Every line of the records must be repeated exactly; pictures stay out.

---

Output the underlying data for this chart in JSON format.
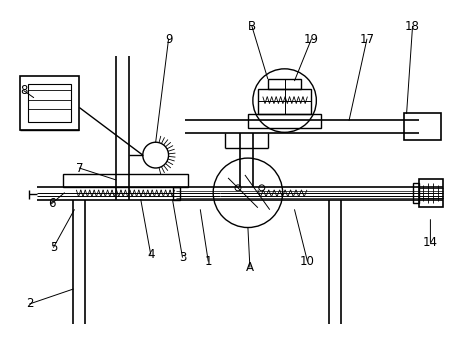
{
  "bg_color": "#ffffff",
  "line_color": "#000000",
  "figsize": [
    4.74,
    3.39
  ],
  "dpi": 100
}
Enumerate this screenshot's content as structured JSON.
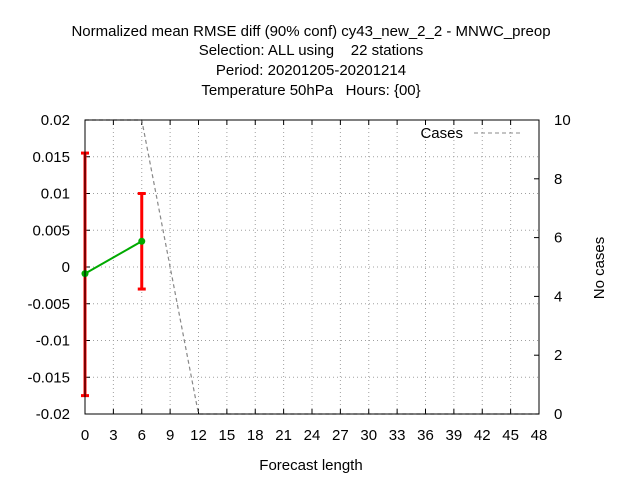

---

Written answer
Output the underlying data for this chart in JSON format.
{
  "bg_color": "#ffffff",
  "line_color": "#000000",
  "figsize": [
    4.74,
    3.39
  ],
  "dpi": 100
}
Enumerate this screenshot's content as structured JSON.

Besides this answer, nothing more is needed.